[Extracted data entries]

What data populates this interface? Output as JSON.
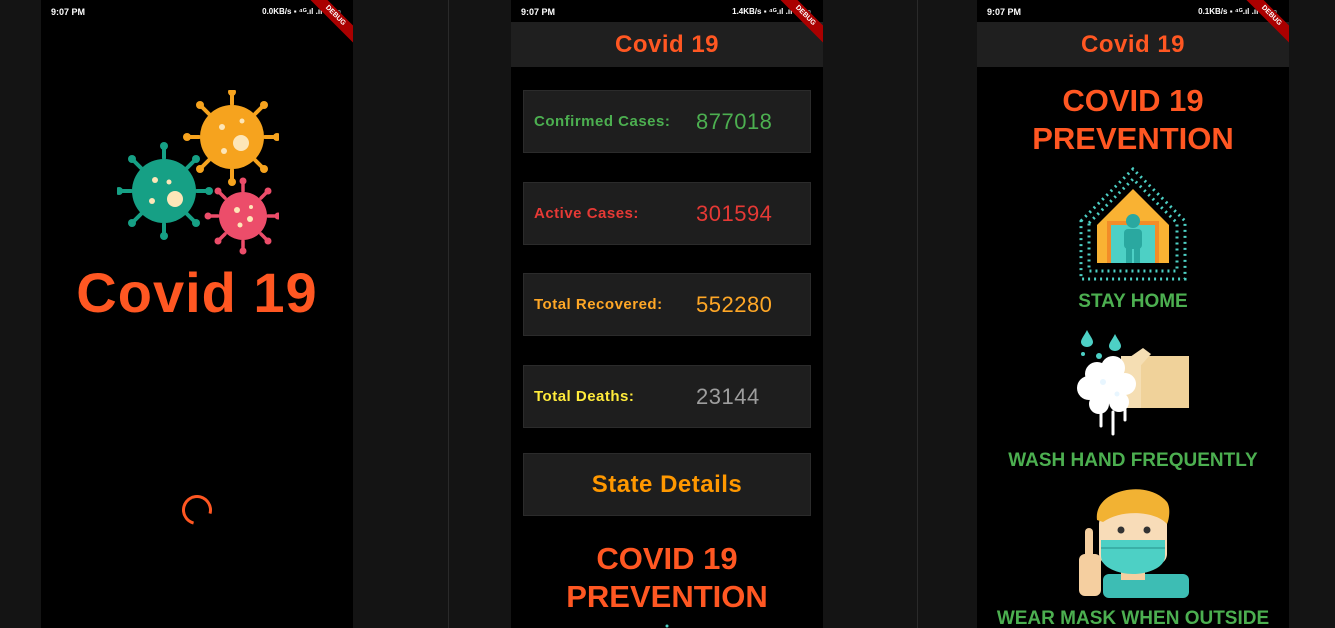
{
  "colors": {
    "accent": "#ff5722",
    "green": "#4caf50",
    "red": "#e53935",
    "orange": "#ffa726",
    "yellow": "#ffeb3b",
    "grey": "#9e9e9e"
  },
  "screens": [
    {
      "status": {
        "time": "9:07 PM",
        "net": "0.0KB/s"
      },
      "splash": {
        "title": "Covid 19"
      },
      "debug": "DEBUG"
    },
    {
      "status": {
        "time": "9:07 PM",
        "net": "1.4KB/s"
      },
      "appbar": {
        "title": "Covid 19"
      },
      "debug": "DEBUG",
      "stats": [
        {
          "label": "Confirmed Cases:",
          "value": "877018"
        },
        {
          "label": "Active Cases:",
          "value": "301594"
        },
        {
          "label": "Total Recovered:",
          "value": "552280"
        },
        {
          "label": "Total Deaths:",
          "value": "23144"
        }
      ],
      "state_button": "State Details",
      "prevention_title_1": "COVID 19",
      "prevention_title_2": "PREVENTION"
    },
    {
      "status": {
        "time": "9:07 PM",
        "net": "0.1KB/s"
      },
      "appbar": {
        "title": "Covid 19"
      },
      "debug": "DEBUG",
      "prevention_title_1": "COVID 19",
      "prevention_title_2": "PREVENTION",
      "items": [
        {
          "label": "STAY HOME",
          "icon": "stay-home-icon"
        },
        {
          "label": "WASH HAND FREQUENTLY",
          "icon": "hand-wash-icon"
        },
        {
          "label": "WEAR MASK WHEN OUTSIDE",
          "icon": "face-mask-icon"
        }
      ]
    }
  ]
}
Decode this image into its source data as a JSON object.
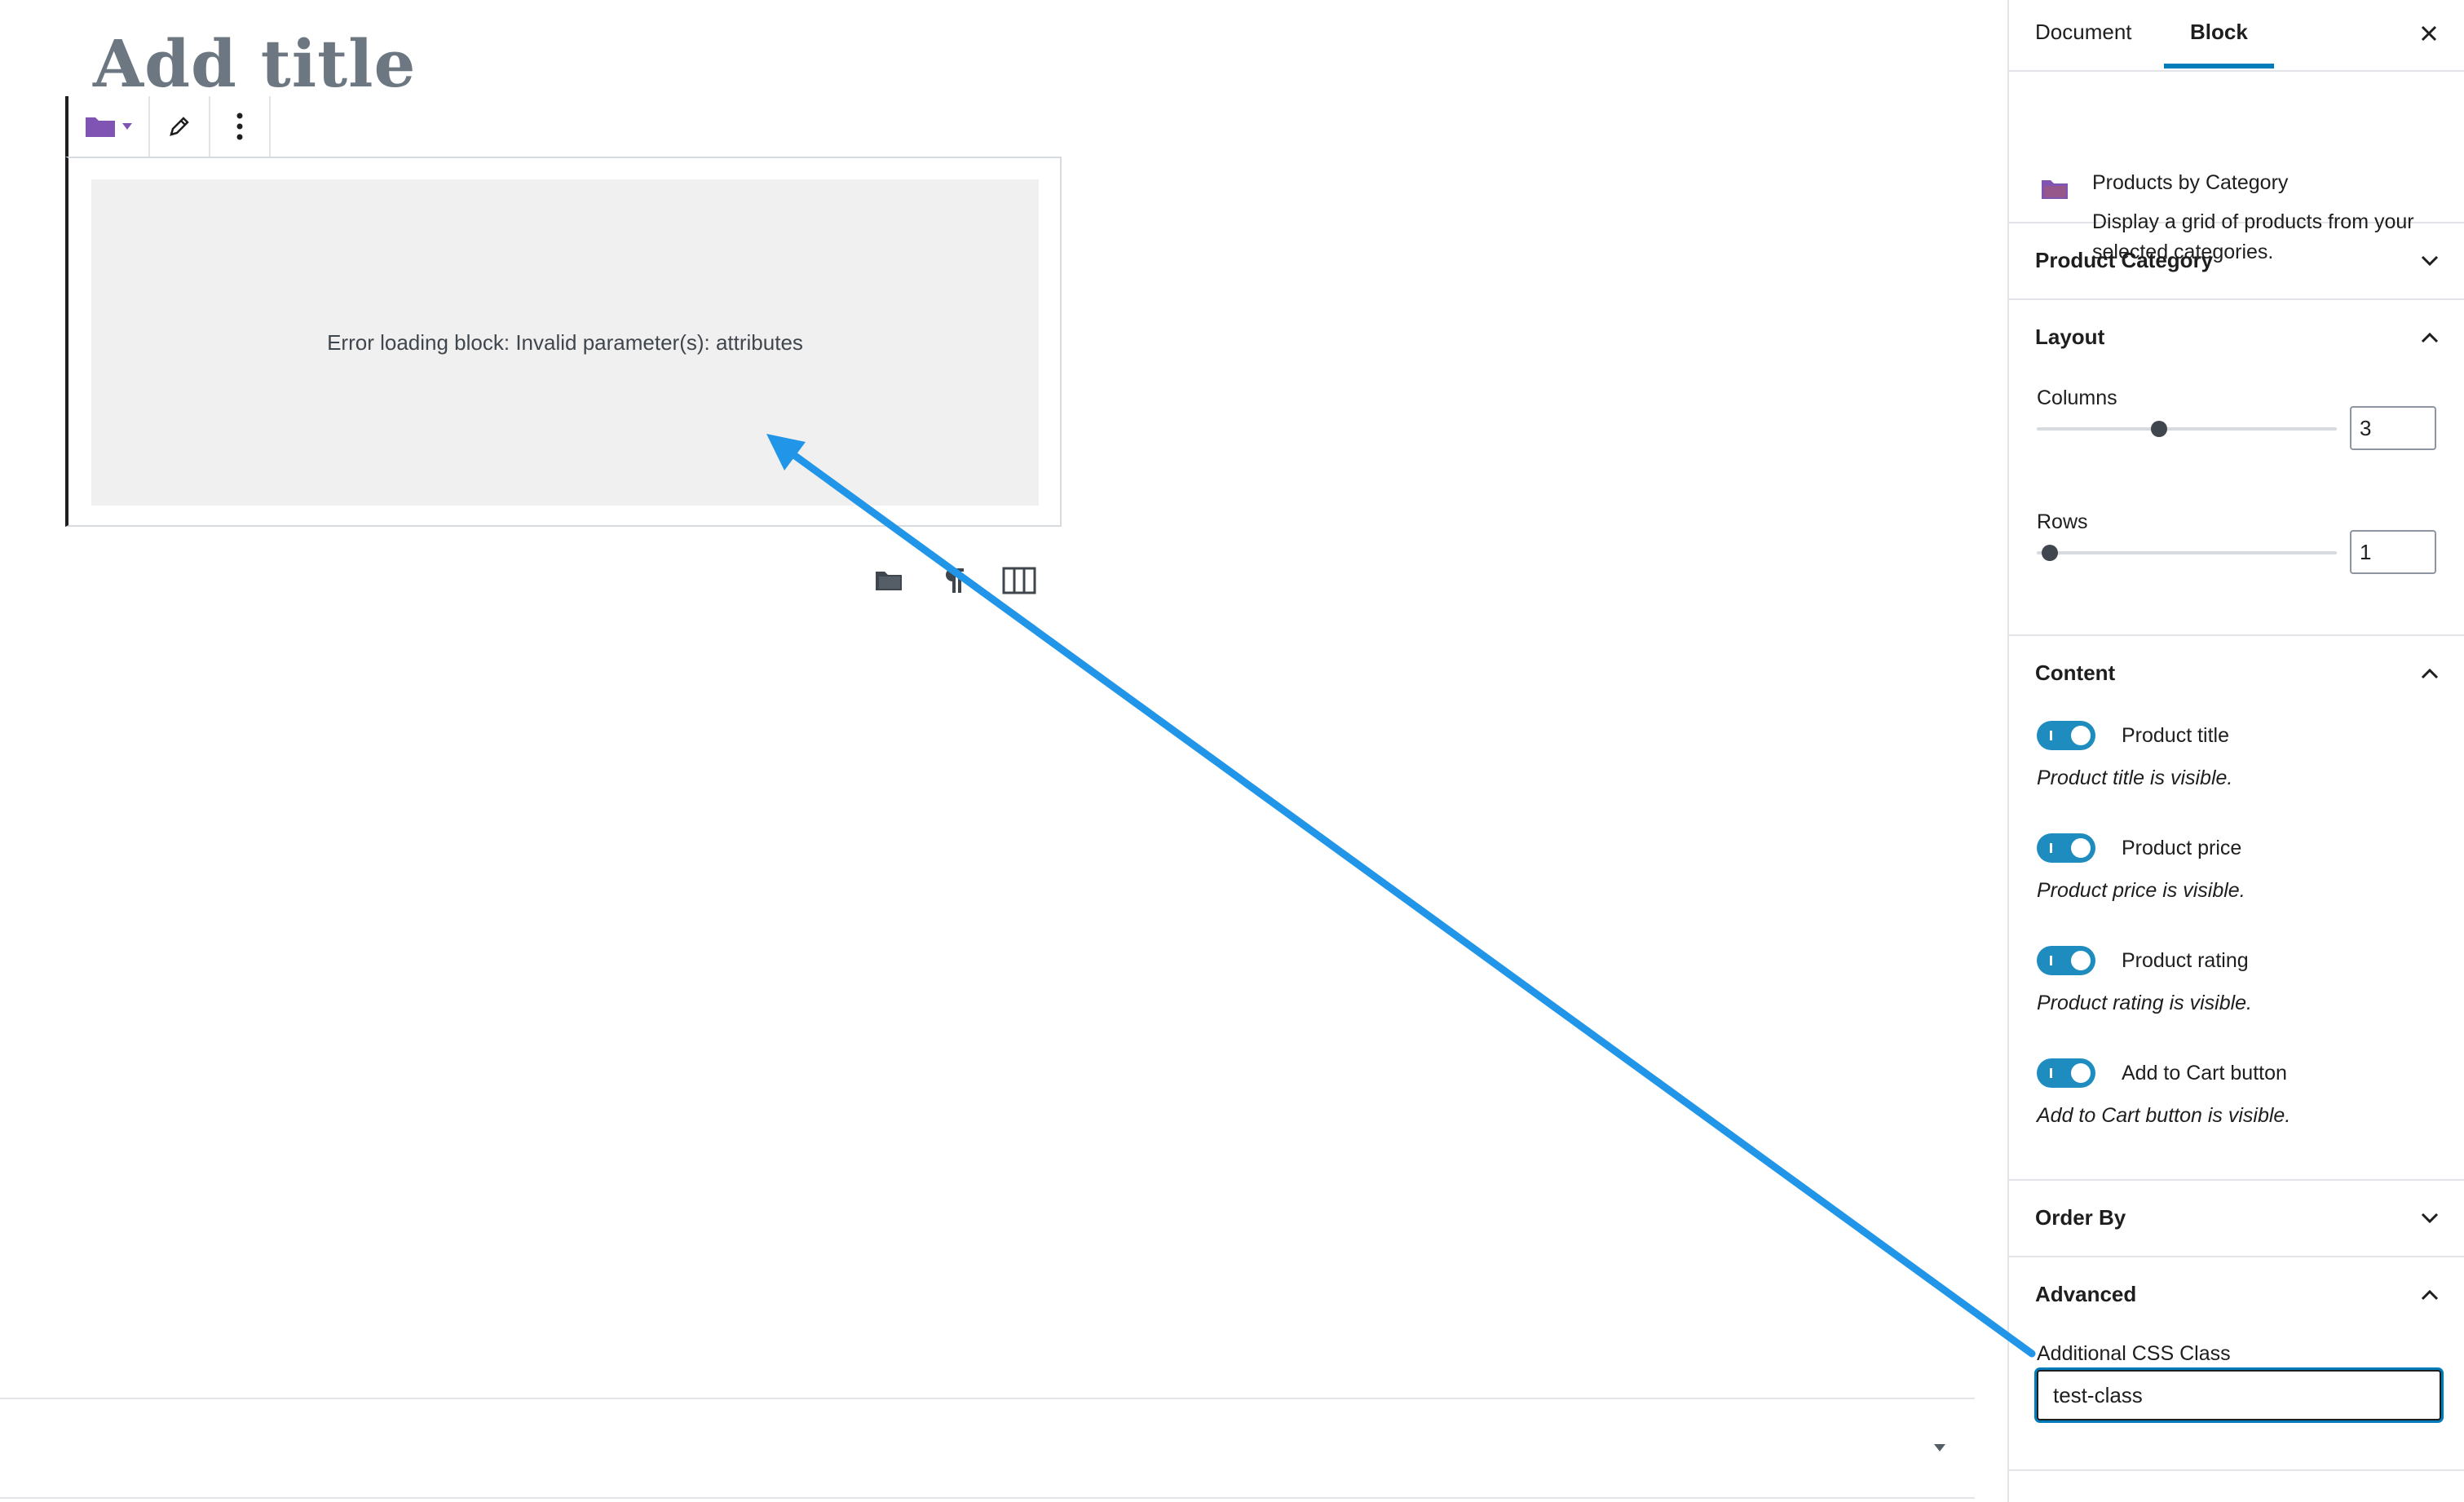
{
  "editor": {
    "title_placeholder": "Add title",
    "block_error": "Error loading block: Invalid parameter(s): attributes"
  },
  "sidebar": {
    "tabs": [
      {
        "label": "Document"
      },
      {
        "label": "Block"
      }
    ],
    "block_card": {
      "title": "Products by Category",
      "description": "Display a grid of products from your selected categories."
    },
    "panels": {
      "product_category": {
        "title": "Product Category"
      },
      "layout": {
        "title": "Layout",
        "columns_label": "Columns",
        "columns_value": "3",
        "rows_label": "Rows",
        "rows_value": "1"
      },
      "content": {
        "title": "Content",
        "toggles": [
          {
            "label": "Product title",
            "help": "Product title is visible."
          },
          {
            "label": "Product price",
            "help": "Product price is visible."
          },
          {
            "label": "Product rating",
            "help": "Product rating is visible."
          },
          {
            "label": "Add to Cart button",
            "help": "Add to Cart button is visible."
          }
        ]
      },
      "order_by": {
        "title": "Order By"
      },
      "advanced": {
        "title": "Advanced",
        "css_class_label": "Additional CSS Class",
        "css_class_value": "test-class"
      }
    }
  },
  "colors": {
    "accent": "#007cba",
    "toggle_on": "#1e8cbe",
    "woo_purple": "#7f54b3",
    "annotation_arrow": "#2196e8"
  },
  "icons": {
    "block_icon": "folder-icon",
    "close": "close-icon",
    "edit": "pencil-icon",
    "more": "more-vertical-icon"
  }
}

• Stated exercise
Reproduce the data above in full, exactly as it is, with the pictures left out.

• Final answer
What data populates this interface? Output as JSON.
{
  "colors": {
    "accent": "#ff5722",
    "green": "#4caf50",
    "red": "#e53935",
    "orange": "#ffa726",
    "yellow": "#ffeb3b",
    "grey": "#9e9e9e"
  },
  "screens": [
    {
      "status": {
        "time": "9:07 PM",
        "net": "0.0KB/s"
      },
      "splash": {
        "title": "Covid 19"
      },
      "debug": "DEBUG"
    },
    {
      "status": {
        "time": "9:07 PM",
        "net": "1.4KB/s"
      },
      "appbar": {
        "title": "Covid 19"
      },
      "debug": "DEBUG",
      "stats": [
        {
          "label": "Confirmed Cases:",
          "value": "877018"
        },
        {
          "label": "Active Cases:",
          "value": "301594"
        },
        {
          "label": "Total Recovered:",
          "value": "552280"
        },
        {
          "label": "Total Deaths:",
          "value": "23144"
        }
      ],
      "state_button": "State Details",
      "prevention_title_1": "COVID 19",
      "prevention_title_2": "PREVENTION"
    },
    {
      "status": {
        "time": "9:07 PM",
        "net": "0.1KB/s"
      },
      "appbar": {
        "title": "Covid 19"
      },
      "debug": "DEBUG",
      "prevention_title_1": "COVID 19",
      "prevention_title_2": "PREVENTION",
      "items": [
        {
          "label": "STAY HOME",
          "icon": "stay-home-icon"
        },
        {
          "label": "WASH HAND FREQUENTLY",
          "icon": "hand-wash-icon"
        },
        {
          "label": "WEAR MASK WHEN OUTSIDE",
          "icon": "face-mask-icon"
        }
      ]
    }
  ]
}
Decode this image into its source data as a JSON object.
{
  "editor": {
    "title_placeholder": "Add title",
    "block_error": "Error loading block: Invalid parameter(s): attributes"
  },
  "sidebar": {
    "tabs": [
      {
        "label": "Document"
      },
      {
        "label": "Block"
      }
    ],
    "block_card": {
      "title": "Products by Category",
      "description": "Display a grid of products from your selected categories."
    },
    "panels": {
      "product_category": {
        "title": "Product Category"
      },
      "layout": {
        "title": "Layout",
        "columns_label": "Columns",
        "columns_value": "3",
        "rows_label": "Rows",
        "rows_value": "1"
      },
      "content": {
        "title": "Content",
        "toggles": [
          {
            "label": "Product title",
            "help": "Product title is visible."
          },
          {
            "label": "Product price",
            "help": "Product price is visible."
          },
          {
            "label": "Product rating",
            "help": "Product rating is visible."
          },
          {
            "label": "Add to Cart button",
            "help": "Add to Cart button is visible."
          }
        ]
      },
      "order_by": {
        "title": "Order By"
      },
      "advanced": {
        "title": "Advanced",
        "css_class_label": "Additional CSS Class",
        "css_class_value": "test-class"
      }
    }
  },
  "colors": {
    "accent": "#007cba",
    "toggle_on": "#1e8cbe",
    "woo_purple": "#7f54b3",
    "annotation_arrow": "#2196e8"
  },
  "icons": {
    "block_icon": "folder-icon",
    "close": "close-icon",
    "edit": "pencil-icon",
    "more": "more-vertical-icon"
  }
}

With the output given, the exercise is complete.